= Challenge =
Scan the listing and work out how many lines contain the word "Southern". Nothing but the number should be given.

[Stored items from a collection]
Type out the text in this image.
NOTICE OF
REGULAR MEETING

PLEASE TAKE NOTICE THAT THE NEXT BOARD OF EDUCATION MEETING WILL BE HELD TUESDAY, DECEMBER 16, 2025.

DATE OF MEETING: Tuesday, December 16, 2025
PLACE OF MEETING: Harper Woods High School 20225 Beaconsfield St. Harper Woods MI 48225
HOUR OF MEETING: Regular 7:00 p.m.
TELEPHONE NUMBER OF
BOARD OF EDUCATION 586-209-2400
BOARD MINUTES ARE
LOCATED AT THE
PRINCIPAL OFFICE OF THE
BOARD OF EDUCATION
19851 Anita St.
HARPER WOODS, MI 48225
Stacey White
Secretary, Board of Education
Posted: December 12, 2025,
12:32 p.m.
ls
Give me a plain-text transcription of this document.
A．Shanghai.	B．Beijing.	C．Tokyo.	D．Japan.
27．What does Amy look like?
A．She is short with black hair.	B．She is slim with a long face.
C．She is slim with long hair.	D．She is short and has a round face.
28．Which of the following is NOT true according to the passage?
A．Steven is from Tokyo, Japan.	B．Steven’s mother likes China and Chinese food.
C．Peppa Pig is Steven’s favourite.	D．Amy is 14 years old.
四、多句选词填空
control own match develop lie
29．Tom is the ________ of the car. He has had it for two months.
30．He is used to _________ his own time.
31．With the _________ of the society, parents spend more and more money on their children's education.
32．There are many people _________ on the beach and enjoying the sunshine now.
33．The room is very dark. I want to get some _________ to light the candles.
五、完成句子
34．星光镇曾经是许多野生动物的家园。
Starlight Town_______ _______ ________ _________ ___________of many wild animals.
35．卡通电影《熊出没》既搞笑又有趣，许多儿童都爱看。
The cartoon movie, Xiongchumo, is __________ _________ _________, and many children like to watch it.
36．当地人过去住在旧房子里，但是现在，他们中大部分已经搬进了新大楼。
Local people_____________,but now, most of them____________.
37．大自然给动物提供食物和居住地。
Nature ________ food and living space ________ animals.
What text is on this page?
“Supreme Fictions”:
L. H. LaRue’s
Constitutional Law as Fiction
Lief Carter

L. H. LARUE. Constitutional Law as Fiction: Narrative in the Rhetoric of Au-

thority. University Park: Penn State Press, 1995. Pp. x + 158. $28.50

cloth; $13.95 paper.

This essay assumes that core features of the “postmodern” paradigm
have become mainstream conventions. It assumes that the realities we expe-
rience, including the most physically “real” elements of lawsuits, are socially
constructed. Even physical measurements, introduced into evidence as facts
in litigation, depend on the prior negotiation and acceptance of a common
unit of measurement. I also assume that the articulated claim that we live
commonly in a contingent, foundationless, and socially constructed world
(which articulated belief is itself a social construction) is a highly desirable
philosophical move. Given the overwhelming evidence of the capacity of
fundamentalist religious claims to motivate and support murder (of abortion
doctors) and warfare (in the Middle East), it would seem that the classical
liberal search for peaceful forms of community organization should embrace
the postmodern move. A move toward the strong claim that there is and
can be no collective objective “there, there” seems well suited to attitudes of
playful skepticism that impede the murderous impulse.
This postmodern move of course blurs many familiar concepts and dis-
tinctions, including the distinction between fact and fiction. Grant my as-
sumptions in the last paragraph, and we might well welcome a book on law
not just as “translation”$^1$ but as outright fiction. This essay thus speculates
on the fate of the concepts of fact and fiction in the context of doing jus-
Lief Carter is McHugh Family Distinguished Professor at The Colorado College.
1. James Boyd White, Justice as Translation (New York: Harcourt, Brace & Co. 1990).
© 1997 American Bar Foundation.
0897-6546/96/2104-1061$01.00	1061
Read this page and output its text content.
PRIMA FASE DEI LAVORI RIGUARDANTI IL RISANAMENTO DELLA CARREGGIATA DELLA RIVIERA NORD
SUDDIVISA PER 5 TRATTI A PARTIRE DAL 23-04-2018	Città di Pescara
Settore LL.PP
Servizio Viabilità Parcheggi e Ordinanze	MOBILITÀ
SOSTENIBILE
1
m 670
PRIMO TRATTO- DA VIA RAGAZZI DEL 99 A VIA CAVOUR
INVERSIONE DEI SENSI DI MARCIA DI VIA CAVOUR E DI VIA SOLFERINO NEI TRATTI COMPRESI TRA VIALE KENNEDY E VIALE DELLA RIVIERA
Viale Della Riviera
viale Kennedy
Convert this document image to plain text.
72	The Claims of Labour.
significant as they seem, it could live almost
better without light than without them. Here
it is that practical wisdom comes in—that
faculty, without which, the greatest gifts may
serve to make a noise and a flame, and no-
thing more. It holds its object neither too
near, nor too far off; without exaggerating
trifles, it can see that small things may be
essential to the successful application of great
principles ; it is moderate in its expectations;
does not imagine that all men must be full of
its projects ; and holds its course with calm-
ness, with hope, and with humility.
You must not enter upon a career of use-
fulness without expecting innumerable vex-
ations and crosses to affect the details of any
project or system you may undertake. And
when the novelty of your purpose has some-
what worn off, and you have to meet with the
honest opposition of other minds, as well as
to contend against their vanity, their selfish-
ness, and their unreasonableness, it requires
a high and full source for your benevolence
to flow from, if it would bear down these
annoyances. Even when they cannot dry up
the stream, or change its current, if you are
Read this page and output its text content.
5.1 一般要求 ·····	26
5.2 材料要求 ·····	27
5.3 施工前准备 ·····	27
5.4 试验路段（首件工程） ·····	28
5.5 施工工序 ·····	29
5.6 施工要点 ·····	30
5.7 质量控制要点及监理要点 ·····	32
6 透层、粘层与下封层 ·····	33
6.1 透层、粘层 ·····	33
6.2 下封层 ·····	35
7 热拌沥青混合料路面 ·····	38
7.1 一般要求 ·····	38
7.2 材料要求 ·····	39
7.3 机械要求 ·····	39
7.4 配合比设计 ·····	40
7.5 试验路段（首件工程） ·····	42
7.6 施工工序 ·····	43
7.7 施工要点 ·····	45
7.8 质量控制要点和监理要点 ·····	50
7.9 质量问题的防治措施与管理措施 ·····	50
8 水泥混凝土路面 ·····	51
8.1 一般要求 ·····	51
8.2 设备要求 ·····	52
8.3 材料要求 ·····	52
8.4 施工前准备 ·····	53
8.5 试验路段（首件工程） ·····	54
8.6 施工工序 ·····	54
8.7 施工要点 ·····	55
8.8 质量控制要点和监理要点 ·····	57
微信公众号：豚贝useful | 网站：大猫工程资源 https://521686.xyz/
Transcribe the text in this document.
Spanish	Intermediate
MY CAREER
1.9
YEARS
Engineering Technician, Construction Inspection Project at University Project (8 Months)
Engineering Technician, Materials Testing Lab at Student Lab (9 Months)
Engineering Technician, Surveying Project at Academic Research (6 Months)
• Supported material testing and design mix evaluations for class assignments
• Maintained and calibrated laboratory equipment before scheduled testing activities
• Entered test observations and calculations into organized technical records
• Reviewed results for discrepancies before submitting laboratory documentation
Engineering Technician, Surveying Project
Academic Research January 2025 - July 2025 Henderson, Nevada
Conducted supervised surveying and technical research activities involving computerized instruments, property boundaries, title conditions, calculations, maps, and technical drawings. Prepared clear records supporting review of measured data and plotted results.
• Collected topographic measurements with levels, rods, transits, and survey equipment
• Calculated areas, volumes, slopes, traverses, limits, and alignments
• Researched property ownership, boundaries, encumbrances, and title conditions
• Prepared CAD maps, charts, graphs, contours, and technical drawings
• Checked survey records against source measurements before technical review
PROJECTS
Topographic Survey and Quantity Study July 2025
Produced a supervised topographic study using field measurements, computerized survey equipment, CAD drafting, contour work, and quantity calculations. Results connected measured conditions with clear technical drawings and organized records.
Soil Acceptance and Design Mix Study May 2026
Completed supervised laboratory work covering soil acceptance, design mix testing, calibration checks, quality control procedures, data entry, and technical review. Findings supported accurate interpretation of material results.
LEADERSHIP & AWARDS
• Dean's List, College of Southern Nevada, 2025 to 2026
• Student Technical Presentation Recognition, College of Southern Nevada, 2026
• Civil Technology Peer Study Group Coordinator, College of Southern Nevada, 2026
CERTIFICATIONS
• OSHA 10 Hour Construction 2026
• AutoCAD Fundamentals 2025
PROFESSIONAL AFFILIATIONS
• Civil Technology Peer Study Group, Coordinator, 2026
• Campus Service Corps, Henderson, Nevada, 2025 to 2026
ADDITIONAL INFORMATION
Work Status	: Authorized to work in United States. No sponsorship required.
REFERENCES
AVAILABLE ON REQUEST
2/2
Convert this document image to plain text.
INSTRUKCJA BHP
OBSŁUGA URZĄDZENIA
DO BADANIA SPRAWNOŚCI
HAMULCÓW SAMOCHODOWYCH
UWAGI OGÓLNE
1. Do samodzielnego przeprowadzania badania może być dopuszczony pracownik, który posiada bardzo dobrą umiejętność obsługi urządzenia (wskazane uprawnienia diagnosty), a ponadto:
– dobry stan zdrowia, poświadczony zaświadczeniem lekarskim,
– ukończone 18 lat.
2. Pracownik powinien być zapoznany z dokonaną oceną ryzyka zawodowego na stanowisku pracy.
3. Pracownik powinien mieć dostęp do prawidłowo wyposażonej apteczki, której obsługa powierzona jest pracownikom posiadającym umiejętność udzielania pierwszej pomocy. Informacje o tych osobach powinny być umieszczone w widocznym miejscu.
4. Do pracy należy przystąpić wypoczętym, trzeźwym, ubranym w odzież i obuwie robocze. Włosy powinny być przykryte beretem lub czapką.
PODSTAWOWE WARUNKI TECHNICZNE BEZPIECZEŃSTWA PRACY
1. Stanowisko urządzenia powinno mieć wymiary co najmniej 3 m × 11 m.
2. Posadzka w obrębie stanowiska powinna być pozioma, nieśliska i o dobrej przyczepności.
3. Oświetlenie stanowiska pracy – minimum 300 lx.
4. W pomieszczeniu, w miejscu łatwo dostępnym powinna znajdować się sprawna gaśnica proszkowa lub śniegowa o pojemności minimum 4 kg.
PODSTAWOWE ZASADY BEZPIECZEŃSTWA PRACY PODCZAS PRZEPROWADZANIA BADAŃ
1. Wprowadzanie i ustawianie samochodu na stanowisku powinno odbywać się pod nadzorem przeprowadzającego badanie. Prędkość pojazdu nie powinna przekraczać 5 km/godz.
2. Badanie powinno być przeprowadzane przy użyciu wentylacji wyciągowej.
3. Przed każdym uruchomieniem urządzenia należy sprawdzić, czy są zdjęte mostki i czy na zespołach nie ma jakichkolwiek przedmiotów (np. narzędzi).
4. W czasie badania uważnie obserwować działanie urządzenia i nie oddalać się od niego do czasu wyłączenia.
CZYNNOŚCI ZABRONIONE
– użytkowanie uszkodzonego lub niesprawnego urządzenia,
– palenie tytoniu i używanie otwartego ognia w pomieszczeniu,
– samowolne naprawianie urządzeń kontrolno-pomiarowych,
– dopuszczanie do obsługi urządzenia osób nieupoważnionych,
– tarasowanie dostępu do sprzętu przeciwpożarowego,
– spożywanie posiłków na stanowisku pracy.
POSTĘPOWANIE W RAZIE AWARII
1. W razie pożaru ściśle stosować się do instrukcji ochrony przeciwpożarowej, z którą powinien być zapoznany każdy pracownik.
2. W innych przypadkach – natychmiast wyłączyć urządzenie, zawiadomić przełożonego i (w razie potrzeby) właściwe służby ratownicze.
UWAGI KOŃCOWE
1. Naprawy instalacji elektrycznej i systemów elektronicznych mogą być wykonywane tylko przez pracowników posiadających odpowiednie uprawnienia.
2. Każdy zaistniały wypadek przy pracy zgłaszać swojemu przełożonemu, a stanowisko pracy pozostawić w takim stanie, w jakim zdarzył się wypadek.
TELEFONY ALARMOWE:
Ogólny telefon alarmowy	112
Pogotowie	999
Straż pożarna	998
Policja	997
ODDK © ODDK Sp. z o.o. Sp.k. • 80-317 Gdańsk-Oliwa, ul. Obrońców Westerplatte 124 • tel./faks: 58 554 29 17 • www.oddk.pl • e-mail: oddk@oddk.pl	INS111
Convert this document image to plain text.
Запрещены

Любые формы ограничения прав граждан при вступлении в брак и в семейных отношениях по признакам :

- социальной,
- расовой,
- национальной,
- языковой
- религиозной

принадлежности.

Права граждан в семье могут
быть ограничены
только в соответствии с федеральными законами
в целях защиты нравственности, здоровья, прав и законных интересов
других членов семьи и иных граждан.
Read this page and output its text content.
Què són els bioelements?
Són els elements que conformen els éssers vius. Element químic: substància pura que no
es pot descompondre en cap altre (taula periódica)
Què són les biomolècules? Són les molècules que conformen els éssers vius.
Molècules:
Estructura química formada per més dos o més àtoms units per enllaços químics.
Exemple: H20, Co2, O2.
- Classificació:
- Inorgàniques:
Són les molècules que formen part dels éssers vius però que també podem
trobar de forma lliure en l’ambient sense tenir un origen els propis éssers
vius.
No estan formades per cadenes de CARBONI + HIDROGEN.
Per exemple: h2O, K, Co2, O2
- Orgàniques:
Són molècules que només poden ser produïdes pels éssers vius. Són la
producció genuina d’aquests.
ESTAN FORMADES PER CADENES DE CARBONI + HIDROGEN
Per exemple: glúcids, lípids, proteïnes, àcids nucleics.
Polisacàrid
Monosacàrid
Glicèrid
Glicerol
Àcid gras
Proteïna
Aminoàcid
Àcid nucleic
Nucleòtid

= Written response =
3